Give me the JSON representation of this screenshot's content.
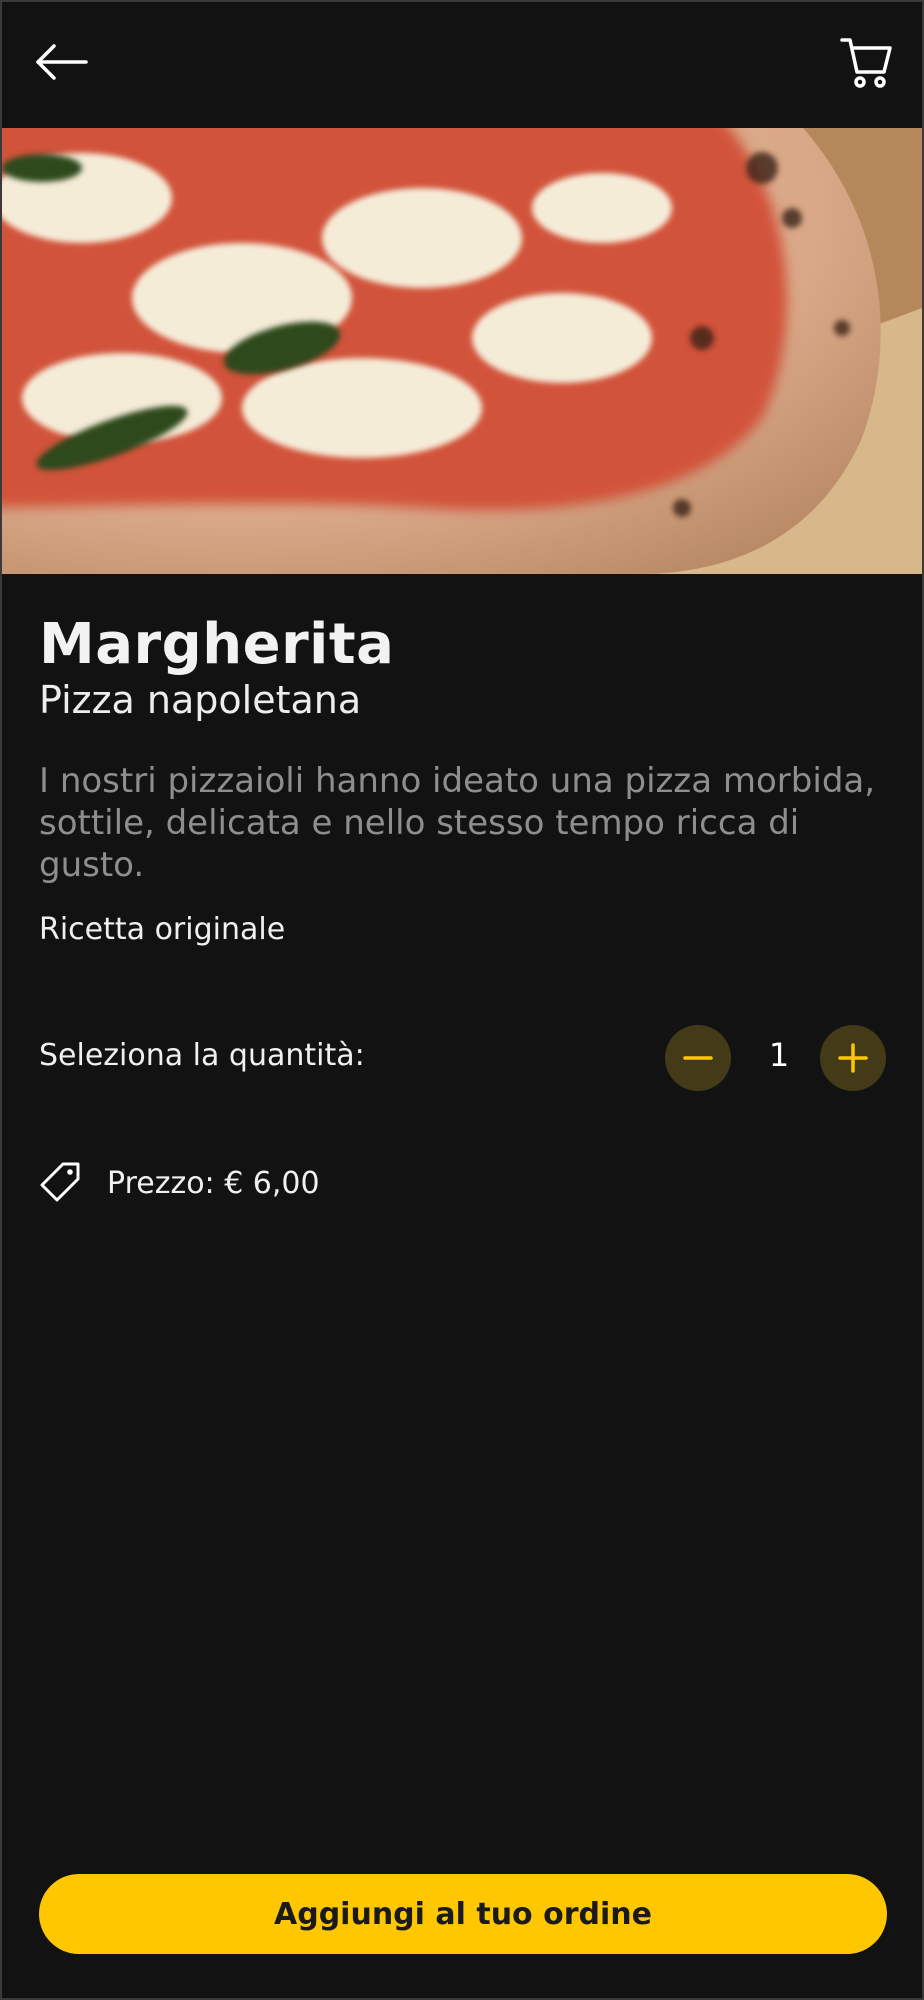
{
  "product": {
    "name": "Margherita",
    "subtitle": "Pizza napoletana",
    "description": "I nostri pizzaioli hanno ideato una pizza morbida, sottile, delicata e nello stesso tempo ricca di gusto.",
    "recipe_note": "Ricetta originale",
    "image_icon": "pizza-photo"
  },
  "quantity": {
    "label": "Seleziona la quantità:",
    "value": "1"
  },
  "price": {
    "label": "Prezzo: € 6,00",
    "icon": "price-tag-icon"
  },
  "actions": {
    "back_icon": "arrow-left-icon",
    "cart_icon": "cart-icon",
    "add_to_order": "Aggiungi al tuo ordine"
  },
  "colors": {
    "background": "#121212",
    "accent": "#ffc700",
    "stepper_bg": "#433a17",
    "muted_text": "#8e8e8e"
  }
}
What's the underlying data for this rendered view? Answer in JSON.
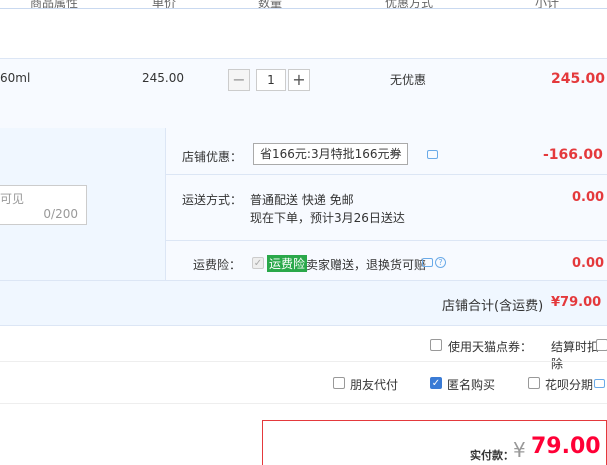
{
  "header": {
    "col_attr": "商品属性",
    "col_price": "单价",
    "col_qty": "数量",
    "col_discount": "优惠方式",
    "col_subtotal": "小计"
  },
  "item": {
    "attr": "60ml",
    "price": "245.00",
    "qty_minus": "−",
    "qty": "1",
    "qty_plus": "+",
    "discount": "无优惠",
    "subtotal": "245.00"
  },
  "message": {
    "placeholder_tail": "可见",
    "counter": "0/200"
  },
  "shop_discount": {
    "label": "店铺优惠：",
    "selected": "省166元:3月特批166元券",
    "amount": "-166.00"
  },
  "shipping": {
    "label": "运送方式：",
    "line1": "普通配送 快递 免邮",
    "line2": "现在下单，预计3月26日送达",
    "amount": "0.00"
  },
  "insurance": {
    "label": "运费险：",
    "badge": "运费险",
    "text": "卖家赠送，退换货可赔",
    "amount": "0.00"
  },
  "shop_total": {
    "label": "店铺合计(含运费)",
    "amount": "¥79.00"
  },
  "tmall_coupon": {
    "label": "使用天猫点券：",
    "note": "结算时扣除"
  },
  "options": {
    "friend_pay": "朋友代付",
    "anonymous": "匿名购买",
    "huabei": "花呗分期"
  },
  "payment": {
    "label": "实付款：",
    "currency": "¥",
    "amount": "79.00"
  },
  "colors": {
    "accent_red": "#e4393c",
    "link_blue": "#3a7bd5",
    "badge_green": "#2aa84a"
  }
}
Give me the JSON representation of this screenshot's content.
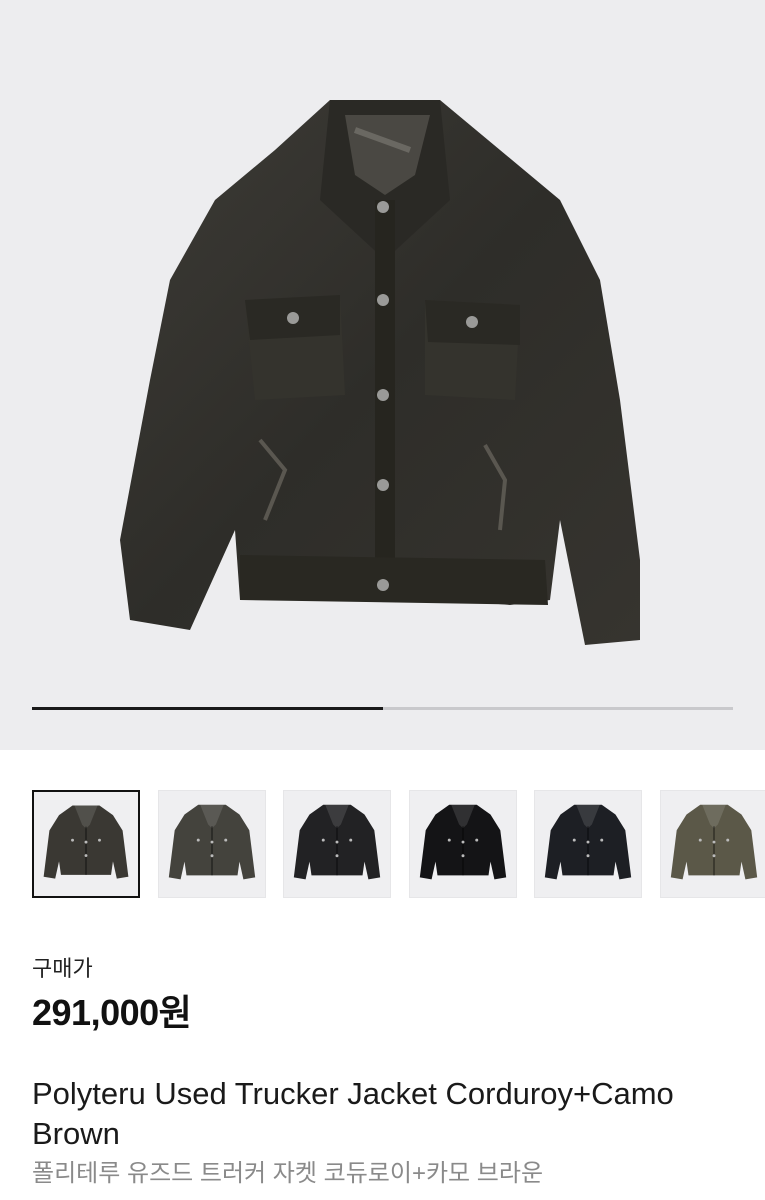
{
  "gallery": {
    "main_image": "corduroy trucker jacket, dark brown",
    "progress": 0.5
  },
  "thumbnails": [
    {
      "name": "thumb-1",
      "color": "#3a3833",
      "selected": true
    },
    {
      "name": "thumb-2",
      "color": "#44433d",
      "selected": false
    },
    {
      "name": "thumb-3",
      "color": "#222224",
      "selected": false
    },
    {
      "name": "thumb-4",
      "color": "#141416",
      "selected": false
    },
    {
      "name": "thumb-5",
      "color": "#1d1f24",
      "selected": false
    },
    {
      "name": "thumb-6",
      "color": "#5b5848",
      "selected": false
    }
  ],
  "product": {
    "price_label": "구매가",
    "price": "291,000원",
    "title": "Polyteru Used Trucker Jacket Corduroy+Camo Brown",
    "subtitle": "폴리테루 유즈드 트러커 자켓 코듀로이+카모 브라운"
  }
}
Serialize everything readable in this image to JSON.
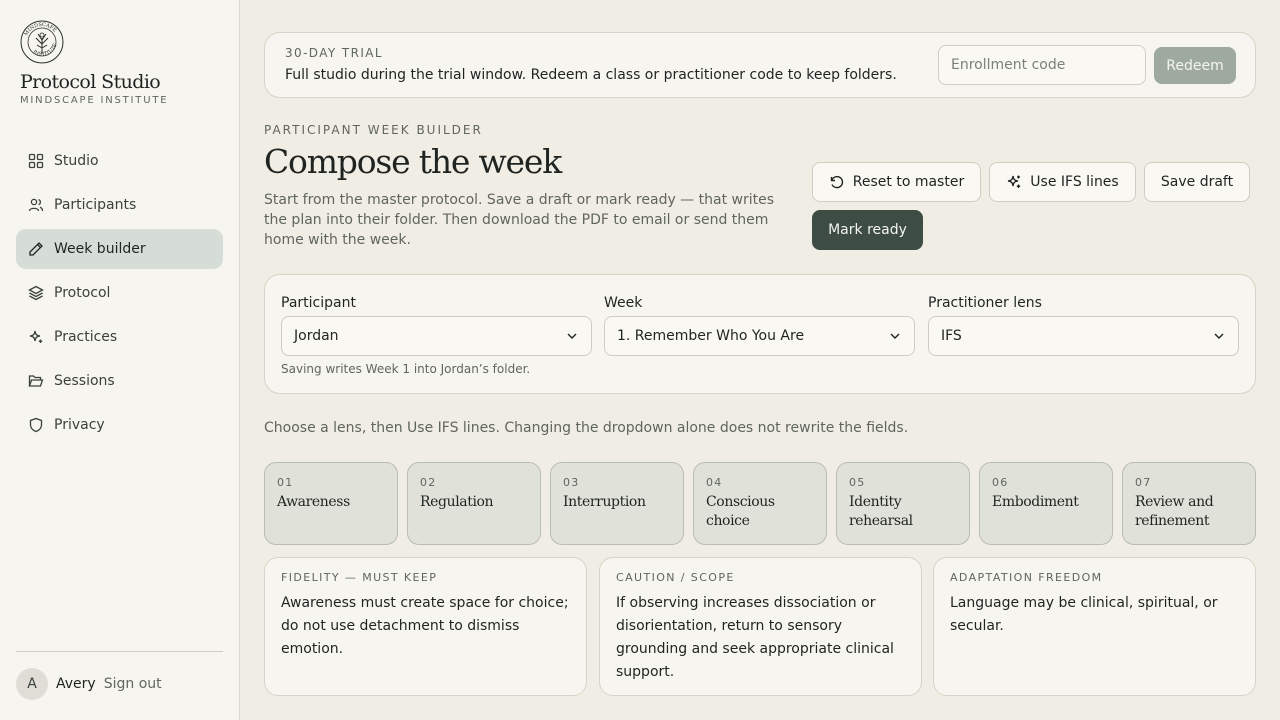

*Task brief*: Using the listing above, list every line in which the string "name" occurs.

*Completed task*:
    "name": "Margherita",
      "name": "thumb-1",
      "name": "thumb-2",
      "name": "thumb-3",
      "name": "thumb-4",
      "name": "thumb-5",
      "name": "thumb-6",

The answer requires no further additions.